▶ Entries shown:
#####

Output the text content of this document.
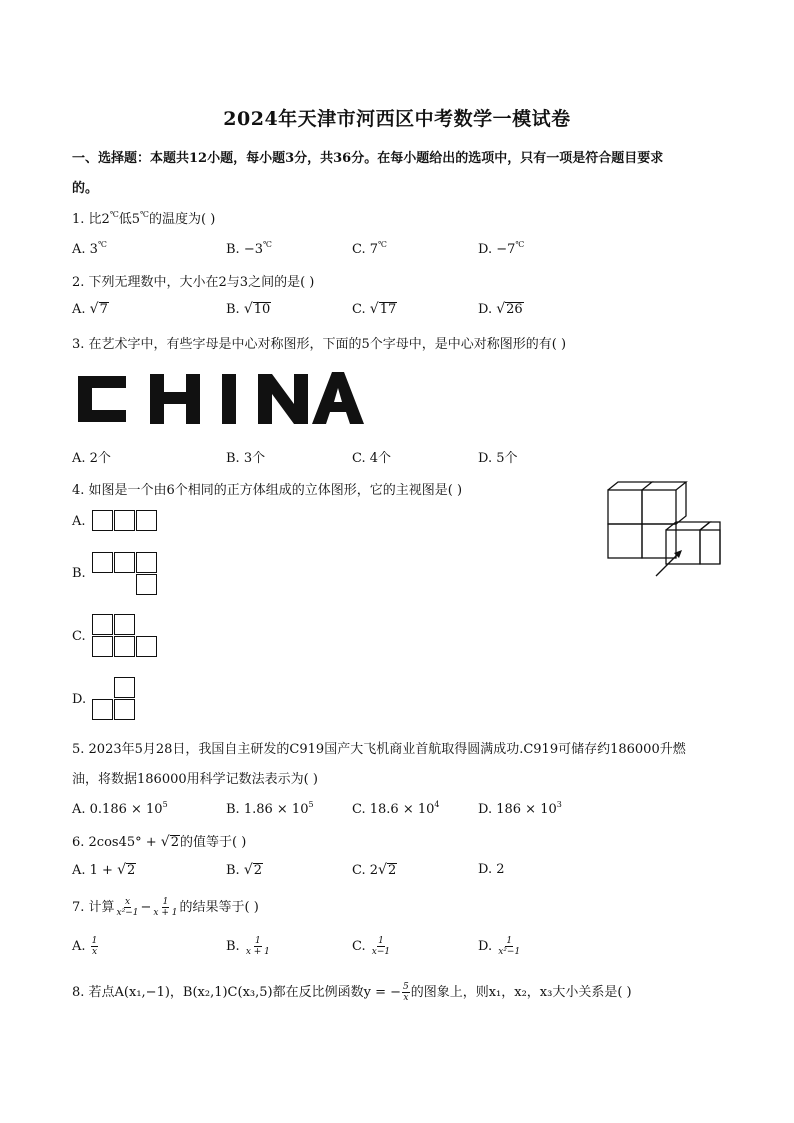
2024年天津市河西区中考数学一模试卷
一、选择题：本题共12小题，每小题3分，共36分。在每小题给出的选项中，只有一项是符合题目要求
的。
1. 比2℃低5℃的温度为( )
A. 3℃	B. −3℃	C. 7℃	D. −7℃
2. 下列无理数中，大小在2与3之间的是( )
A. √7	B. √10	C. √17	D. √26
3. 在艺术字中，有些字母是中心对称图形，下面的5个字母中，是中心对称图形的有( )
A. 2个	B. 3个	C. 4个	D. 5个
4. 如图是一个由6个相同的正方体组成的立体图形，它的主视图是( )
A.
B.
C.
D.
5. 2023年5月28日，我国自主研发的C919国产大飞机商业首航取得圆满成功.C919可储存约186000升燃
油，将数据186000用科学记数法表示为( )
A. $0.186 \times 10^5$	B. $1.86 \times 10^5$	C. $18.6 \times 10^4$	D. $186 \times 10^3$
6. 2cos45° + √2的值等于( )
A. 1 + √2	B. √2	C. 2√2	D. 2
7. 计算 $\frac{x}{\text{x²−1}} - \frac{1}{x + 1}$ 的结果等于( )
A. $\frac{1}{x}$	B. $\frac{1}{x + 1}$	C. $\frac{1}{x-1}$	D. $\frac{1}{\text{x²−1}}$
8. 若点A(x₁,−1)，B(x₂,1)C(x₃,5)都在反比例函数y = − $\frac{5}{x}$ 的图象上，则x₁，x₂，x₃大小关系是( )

#####

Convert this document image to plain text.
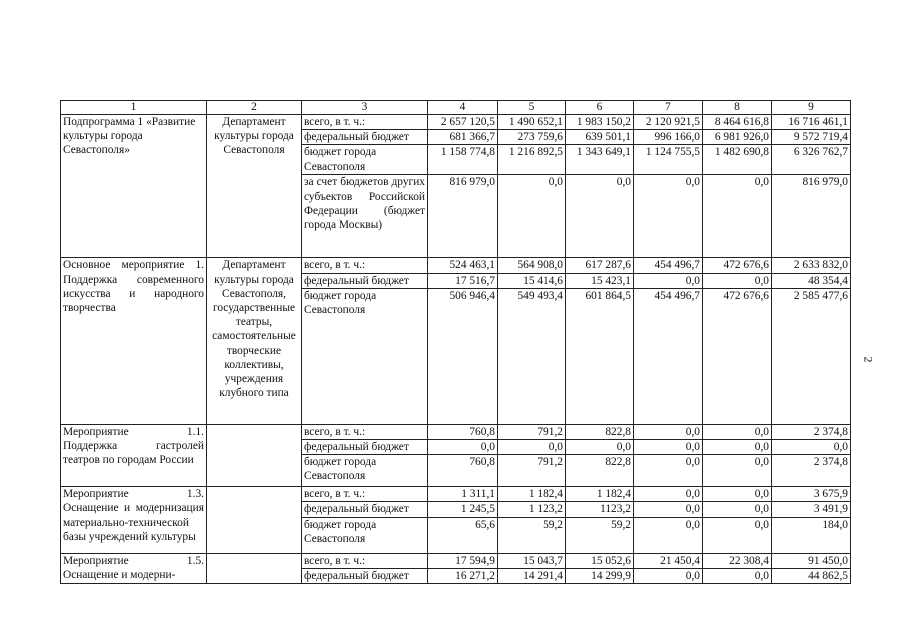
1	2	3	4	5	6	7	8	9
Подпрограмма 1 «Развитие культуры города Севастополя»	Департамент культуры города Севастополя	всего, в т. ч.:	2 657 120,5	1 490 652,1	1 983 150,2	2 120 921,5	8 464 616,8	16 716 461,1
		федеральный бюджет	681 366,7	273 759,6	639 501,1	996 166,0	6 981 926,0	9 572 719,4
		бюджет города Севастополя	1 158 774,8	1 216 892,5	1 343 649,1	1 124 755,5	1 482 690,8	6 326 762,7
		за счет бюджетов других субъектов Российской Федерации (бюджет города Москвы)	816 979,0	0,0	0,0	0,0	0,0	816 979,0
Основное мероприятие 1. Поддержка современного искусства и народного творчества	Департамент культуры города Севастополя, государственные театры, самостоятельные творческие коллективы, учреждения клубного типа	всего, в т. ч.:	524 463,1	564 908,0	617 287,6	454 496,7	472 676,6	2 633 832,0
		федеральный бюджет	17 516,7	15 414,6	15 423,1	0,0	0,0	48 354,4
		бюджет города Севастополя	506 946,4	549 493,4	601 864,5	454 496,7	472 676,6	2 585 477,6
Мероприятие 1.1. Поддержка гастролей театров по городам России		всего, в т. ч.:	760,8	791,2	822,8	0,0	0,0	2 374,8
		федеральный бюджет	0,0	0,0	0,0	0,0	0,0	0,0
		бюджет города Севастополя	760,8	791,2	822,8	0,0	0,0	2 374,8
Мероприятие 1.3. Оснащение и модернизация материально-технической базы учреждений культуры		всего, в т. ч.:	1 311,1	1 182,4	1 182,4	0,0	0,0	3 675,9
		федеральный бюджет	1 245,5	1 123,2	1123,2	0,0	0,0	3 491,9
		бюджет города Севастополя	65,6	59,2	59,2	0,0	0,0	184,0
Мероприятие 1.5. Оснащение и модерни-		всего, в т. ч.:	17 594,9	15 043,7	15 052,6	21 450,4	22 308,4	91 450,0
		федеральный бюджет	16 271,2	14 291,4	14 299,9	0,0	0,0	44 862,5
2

#####

▶ Aim: Find each line holding the string "бюджет" and copy it out.

▶ Output for this task:
		федеральный бюджет	681 366,7	273 759,6	639 501,1	996 166,0	6 981 926,0	9 572 719,4
		бюджет города Севастополя	1 158 774,8	1 216 892,5	1 343 649,1	1 124 755,5	1 482 690,8	6 326 762,7
		за счет бюджетов других субъектов Российской Федерации (бюджет города Москвы)	816 979,0	0,0	0,0	0,0	0,0	816 979,0
		федеральный бюджет	17 516,7	15 414,6	15 423,1	0,0	0,0	48 354,4
		бюджет города Севастополя	506 946,4	549 493,4	601 864,5	454 496,7	472 676,6	2 585 477,6
		федеральный бюджет	0,0	0,0	0,0	0,0	0,0	0,0
		бюджет города Севастополя	760,8	791,2	822,8	0,0	0,0	2 374,8
		федеральный бюджет	1 245,5	1 123,2	1123,2	0,0	0,0	3 491,9
		бюджет города Севастополя	65,6	59,2	59,2	0,0	0,0	184,0
		федеральный бюджет	16 271,2	14 291,4	14 299,9	0,0	0,0	44 862,5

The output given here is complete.